_EXERCISE AIM_
Find the line that contains "Enumerate this screenshot's". Then set down that line and all the lines after it, to the end of the records, exactly and with nothing added.

########################################

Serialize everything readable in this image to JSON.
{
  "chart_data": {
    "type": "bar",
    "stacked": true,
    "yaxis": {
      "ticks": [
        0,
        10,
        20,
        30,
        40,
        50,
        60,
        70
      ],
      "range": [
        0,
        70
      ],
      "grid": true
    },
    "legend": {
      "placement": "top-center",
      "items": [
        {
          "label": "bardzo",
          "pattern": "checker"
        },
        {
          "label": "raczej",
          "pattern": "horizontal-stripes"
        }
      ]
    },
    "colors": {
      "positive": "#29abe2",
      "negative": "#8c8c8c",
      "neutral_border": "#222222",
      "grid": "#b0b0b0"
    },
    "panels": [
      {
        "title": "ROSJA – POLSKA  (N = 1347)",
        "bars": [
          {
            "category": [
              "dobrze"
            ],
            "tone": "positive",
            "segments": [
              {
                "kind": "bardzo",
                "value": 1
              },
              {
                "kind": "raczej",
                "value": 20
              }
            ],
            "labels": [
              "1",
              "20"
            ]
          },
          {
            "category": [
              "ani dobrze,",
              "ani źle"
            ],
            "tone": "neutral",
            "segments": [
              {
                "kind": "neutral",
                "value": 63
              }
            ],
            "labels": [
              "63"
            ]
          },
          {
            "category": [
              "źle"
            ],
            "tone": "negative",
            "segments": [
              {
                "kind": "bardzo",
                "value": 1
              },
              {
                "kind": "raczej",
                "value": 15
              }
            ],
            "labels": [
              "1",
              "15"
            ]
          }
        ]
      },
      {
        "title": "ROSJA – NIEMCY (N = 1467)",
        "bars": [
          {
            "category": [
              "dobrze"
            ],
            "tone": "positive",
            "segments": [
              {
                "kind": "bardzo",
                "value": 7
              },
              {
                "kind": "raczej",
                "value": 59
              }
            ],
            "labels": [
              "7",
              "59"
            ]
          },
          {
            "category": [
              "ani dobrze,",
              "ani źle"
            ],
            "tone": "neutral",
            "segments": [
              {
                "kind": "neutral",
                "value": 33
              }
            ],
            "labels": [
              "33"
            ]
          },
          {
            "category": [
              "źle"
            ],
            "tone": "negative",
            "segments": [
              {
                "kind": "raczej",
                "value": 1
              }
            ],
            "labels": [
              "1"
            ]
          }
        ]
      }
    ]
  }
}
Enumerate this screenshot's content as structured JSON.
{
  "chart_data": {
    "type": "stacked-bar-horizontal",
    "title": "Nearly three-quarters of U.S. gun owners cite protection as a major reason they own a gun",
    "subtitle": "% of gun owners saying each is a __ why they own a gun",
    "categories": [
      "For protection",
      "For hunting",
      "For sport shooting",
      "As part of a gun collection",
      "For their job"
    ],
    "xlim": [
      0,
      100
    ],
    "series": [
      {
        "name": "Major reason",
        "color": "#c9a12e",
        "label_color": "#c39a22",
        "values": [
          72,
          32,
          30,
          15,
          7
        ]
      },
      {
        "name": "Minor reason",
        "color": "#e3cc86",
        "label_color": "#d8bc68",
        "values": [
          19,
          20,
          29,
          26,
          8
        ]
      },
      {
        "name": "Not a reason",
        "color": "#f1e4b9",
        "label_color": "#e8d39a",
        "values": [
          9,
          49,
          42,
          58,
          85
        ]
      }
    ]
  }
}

########################################

_TASK SOLUTION_
Enumerate this screenshot's content as structured JSON.
{
  "chart_data": {
    "type": "stacked-bar-horizontal",
    "title": "Nearly three-quarters of U.S. gun owners cite protection as a major reason they own a gun",
    "subtitle": "% of gun owners saying each is a __ why they own a gun",
    "categories": [
      "For protection",
      "For hunting",
      "For sport shooting",
      "As part of a gun collection",
      "For their job"
    ],
    "xlim": [
      0,
      100
    ],
    "series": [
      {
        "name": "Major reason",
        "color": "#c9a12e",
        "label_color": "#c39a22",
        "values": [
          72,
          32,
          30,
          15,
          7
        ]
      },
      {
        "name": "Minor reason",
        "color": "#e3cc86",
        "label_color": "#d8bc68",
        "values": [
          19,
          20,
          29,
          26,
          8
        ]
      },
      {
        "name": "Not a reason",
        "color": "#f1e4b9",
        "label_color": "#e8d39a",
        "values": [
          9,
          49,
          42,
          58,
          85
        ]
      }
    ]
  }
}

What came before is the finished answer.